> REQUIRED TASK: Scan the entries below and report only how many lines contain "päivänä".

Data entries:
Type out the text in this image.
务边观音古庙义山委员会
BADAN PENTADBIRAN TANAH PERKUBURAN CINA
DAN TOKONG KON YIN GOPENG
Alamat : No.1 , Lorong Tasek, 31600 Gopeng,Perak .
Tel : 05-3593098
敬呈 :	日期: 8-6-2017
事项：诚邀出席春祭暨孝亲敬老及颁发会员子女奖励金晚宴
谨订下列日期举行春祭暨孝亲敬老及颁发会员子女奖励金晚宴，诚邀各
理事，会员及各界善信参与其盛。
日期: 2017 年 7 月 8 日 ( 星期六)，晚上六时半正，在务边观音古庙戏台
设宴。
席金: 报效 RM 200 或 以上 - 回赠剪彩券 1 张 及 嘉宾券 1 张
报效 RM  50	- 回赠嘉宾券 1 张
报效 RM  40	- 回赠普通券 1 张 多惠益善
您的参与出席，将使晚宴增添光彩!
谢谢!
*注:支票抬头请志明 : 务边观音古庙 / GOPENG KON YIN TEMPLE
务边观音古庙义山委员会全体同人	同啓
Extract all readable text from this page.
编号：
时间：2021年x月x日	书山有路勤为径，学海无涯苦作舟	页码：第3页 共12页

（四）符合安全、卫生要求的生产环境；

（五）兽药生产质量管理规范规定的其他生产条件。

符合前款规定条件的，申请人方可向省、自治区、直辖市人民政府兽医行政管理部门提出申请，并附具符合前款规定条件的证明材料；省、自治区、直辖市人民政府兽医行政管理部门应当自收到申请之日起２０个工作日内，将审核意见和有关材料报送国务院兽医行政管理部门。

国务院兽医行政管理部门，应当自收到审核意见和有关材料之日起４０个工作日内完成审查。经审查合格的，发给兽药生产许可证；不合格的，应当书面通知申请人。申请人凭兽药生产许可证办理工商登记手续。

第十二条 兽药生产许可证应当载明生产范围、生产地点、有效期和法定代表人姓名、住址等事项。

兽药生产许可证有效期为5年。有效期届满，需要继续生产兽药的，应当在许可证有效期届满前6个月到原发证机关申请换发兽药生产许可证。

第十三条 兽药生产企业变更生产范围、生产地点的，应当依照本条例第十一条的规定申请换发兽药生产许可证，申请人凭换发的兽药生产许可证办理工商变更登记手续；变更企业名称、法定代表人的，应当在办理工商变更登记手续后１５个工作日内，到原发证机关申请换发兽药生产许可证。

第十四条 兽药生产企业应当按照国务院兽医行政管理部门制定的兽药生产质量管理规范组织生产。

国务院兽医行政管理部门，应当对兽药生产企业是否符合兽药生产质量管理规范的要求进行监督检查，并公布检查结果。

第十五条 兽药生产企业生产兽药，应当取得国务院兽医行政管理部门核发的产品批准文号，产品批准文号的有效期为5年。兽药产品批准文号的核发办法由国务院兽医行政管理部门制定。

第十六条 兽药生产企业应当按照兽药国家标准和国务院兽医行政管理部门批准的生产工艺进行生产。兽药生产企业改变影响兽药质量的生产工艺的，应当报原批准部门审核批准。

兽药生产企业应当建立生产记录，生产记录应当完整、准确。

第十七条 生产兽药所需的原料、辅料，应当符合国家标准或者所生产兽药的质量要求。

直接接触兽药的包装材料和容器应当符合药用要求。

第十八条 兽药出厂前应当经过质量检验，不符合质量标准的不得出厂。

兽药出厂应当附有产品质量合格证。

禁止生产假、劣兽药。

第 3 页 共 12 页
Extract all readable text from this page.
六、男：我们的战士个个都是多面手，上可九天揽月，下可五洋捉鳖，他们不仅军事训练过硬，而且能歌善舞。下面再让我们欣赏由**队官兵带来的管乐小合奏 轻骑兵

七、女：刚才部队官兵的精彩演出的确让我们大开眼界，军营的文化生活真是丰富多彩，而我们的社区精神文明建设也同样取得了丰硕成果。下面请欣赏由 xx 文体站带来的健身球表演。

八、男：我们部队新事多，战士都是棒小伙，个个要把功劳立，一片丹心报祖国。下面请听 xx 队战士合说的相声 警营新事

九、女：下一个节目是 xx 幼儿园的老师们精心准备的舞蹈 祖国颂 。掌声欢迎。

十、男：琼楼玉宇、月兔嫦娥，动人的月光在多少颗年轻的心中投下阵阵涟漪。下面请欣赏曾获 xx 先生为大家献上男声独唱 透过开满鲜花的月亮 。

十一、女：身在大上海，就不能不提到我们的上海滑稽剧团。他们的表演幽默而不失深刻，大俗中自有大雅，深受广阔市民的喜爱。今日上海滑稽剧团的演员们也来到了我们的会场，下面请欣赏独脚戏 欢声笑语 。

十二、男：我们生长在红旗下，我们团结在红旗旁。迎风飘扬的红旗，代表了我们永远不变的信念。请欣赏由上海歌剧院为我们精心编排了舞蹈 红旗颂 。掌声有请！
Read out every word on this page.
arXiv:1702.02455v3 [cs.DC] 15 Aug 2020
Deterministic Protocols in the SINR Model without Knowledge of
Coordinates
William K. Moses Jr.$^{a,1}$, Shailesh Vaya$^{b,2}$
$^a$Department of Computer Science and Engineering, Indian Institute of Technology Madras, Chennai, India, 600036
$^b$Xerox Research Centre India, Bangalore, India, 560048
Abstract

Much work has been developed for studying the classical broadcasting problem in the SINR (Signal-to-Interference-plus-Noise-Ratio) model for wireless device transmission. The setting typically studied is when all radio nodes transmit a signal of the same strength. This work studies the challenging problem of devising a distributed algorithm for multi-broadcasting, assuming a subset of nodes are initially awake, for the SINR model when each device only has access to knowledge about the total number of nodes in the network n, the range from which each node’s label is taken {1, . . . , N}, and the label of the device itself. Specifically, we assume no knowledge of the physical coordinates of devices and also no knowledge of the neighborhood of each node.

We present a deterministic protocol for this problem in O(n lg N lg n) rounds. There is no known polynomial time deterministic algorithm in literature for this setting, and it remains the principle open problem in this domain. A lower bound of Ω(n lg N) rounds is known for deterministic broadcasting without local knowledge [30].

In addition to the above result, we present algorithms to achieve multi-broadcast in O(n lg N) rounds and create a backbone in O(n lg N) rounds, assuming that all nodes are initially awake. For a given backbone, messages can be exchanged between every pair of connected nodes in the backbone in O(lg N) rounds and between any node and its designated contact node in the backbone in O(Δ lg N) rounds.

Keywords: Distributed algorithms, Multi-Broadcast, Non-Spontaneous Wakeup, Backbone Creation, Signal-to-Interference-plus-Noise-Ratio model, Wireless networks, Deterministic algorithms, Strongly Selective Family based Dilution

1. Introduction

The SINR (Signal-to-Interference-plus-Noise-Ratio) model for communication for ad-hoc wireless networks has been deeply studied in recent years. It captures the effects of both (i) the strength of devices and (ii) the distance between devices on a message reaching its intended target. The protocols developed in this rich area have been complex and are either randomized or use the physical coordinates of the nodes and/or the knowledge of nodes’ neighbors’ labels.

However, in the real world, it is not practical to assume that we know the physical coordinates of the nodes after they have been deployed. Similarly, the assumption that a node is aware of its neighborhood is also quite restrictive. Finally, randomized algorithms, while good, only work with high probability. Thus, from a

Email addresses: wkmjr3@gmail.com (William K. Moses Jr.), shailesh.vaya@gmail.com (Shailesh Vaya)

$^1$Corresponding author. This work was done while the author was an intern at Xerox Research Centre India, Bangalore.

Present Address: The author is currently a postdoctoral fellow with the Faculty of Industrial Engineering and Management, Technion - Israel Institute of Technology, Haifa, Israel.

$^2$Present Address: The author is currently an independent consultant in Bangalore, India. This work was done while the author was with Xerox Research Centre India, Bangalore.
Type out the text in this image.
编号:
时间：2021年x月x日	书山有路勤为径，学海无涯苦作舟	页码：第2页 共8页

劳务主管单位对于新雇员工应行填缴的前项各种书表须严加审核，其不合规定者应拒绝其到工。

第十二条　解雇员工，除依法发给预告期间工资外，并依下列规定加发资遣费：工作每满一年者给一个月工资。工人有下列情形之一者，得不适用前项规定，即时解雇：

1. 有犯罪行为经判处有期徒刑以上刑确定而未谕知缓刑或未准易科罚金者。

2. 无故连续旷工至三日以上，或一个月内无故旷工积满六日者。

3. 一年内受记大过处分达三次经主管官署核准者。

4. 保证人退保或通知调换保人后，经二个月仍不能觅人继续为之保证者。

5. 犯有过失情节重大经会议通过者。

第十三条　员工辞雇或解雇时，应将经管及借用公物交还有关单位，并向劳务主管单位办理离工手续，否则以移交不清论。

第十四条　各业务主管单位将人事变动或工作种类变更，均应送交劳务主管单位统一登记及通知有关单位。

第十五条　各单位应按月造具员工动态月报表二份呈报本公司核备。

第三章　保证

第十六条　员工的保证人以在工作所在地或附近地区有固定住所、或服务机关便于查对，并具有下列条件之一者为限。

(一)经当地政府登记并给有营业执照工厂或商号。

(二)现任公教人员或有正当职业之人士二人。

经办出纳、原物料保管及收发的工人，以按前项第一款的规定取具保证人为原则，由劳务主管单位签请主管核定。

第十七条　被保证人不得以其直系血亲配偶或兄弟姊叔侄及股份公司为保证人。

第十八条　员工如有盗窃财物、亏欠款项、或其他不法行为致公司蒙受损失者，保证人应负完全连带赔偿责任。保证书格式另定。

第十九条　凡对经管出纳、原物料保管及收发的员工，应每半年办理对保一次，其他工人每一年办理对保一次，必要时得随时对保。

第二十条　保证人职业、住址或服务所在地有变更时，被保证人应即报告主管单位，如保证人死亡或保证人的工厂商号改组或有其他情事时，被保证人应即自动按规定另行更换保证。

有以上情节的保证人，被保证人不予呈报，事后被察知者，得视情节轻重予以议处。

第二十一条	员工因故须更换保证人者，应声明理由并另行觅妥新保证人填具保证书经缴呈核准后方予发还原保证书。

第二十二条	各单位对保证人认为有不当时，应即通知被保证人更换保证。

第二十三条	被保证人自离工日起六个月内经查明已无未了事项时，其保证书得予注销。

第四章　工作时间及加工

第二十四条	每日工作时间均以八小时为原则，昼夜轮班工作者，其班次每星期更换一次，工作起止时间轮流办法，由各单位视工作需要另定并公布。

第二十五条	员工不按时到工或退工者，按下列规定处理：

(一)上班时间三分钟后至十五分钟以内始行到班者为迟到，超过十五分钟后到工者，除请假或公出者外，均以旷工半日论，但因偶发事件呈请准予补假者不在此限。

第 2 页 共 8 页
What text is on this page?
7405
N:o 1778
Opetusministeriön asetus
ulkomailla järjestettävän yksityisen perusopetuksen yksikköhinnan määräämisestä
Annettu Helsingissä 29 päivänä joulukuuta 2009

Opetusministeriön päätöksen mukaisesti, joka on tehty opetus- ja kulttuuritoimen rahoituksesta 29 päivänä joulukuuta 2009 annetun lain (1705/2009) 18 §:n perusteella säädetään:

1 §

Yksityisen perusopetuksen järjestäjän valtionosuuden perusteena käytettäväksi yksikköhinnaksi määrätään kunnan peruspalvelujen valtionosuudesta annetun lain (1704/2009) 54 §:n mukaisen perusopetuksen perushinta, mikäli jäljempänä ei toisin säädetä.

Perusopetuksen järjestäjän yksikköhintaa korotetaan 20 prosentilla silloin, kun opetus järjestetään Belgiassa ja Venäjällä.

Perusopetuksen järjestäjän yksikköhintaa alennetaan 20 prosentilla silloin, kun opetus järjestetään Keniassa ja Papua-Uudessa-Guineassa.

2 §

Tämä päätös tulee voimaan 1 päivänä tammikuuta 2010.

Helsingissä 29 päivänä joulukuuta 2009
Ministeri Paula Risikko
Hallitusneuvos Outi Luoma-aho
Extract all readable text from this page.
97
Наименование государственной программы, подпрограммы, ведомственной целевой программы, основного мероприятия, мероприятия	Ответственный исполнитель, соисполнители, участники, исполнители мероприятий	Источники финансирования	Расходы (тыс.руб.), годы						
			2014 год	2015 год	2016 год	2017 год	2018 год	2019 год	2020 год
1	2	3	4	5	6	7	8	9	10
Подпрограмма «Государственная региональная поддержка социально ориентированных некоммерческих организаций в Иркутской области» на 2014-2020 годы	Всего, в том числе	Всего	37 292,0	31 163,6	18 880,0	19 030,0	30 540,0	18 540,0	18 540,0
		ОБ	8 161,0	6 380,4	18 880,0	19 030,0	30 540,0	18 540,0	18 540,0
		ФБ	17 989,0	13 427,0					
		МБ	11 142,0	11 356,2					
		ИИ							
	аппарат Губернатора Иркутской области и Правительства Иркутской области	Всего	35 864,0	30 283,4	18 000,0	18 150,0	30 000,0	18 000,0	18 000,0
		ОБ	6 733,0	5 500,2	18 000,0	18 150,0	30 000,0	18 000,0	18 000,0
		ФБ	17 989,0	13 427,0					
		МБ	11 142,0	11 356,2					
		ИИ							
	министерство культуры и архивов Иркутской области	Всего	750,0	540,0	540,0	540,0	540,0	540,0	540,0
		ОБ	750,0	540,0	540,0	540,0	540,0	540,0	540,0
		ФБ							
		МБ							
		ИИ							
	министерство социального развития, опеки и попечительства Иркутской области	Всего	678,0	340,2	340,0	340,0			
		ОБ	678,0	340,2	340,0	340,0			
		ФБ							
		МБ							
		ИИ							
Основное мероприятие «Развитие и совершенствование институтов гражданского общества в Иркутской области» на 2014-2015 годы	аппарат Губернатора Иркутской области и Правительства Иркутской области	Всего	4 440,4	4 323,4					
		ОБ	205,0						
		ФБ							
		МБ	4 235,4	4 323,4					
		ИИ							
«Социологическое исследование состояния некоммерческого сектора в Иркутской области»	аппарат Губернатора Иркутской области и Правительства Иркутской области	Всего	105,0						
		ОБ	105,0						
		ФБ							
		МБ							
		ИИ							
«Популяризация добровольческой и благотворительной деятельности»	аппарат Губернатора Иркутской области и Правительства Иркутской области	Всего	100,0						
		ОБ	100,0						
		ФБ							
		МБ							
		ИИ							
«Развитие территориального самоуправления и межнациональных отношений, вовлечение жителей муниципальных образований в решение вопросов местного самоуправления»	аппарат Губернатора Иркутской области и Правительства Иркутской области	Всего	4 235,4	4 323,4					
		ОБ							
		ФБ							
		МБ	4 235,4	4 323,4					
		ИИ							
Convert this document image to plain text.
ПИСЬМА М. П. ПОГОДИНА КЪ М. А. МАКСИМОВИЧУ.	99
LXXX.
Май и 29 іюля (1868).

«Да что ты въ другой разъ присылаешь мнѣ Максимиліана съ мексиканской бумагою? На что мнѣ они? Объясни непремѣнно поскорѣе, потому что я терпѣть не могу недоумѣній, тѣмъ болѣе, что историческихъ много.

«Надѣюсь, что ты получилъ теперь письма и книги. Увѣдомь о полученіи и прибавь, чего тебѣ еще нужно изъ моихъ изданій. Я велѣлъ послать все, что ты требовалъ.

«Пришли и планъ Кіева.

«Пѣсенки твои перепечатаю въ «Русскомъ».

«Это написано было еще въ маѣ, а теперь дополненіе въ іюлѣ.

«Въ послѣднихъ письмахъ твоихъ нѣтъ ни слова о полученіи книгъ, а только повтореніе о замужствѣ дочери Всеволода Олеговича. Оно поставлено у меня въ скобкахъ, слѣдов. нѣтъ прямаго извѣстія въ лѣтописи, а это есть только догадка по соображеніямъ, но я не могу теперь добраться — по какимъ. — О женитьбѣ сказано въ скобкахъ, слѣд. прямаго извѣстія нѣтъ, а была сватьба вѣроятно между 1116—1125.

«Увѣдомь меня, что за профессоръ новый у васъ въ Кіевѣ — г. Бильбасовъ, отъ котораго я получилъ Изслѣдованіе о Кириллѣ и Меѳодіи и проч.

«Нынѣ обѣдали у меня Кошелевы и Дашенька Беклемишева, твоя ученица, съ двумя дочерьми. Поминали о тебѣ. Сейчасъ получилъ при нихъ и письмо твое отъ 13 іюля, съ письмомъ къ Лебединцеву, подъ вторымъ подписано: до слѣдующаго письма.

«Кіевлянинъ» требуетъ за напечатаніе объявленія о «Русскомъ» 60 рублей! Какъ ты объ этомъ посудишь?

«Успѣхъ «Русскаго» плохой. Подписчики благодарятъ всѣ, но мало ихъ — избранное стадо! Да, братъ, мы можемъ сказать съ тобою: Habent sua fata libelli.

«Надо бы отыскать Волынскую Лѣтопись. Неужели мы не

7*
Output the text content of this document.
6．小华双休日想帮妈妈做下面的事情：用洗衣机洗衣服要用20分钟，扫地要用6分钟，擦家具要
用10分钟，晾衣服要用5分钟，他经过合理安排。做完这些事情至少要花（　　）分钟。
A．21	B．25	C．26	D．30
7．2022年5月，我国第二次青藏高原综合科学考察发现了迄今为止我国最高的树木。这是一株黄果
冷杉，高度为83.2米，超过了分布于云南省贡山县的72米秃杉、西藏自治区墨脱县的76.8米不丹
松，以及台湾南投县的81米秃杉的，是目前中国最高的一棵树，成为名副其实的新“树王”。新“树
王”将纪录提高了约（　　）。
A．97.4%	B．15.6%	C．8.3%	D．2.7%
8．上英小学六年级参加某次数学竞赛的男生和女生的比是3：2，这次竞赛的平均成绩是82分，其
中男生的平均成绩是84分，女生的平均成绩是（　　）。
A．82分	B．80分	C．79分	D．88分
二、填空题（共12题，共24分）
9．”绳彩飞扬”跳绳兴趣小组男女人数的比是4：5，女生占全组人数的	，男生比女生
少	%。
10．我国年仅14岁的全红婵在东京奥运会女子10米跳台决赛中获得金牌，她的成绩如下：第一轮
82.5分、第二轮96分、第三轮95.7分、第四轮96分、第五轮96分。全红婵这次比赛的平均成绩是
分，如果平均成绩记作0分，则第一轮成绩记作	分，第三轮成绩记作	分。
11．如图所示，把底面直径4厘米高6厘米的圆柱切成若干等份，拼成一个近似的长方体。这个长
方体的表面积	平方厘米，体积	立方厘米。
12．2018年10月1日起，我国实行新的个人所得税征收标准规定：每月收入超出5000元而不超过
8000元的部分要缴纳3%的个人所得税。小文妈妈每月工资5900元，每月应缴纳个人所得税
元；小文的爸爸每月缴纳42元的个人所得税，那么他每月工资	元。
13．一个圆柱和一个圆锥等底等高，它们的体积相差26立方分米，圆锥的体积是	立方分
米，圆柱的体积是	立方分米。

> COMPLETED EXERCISE: 4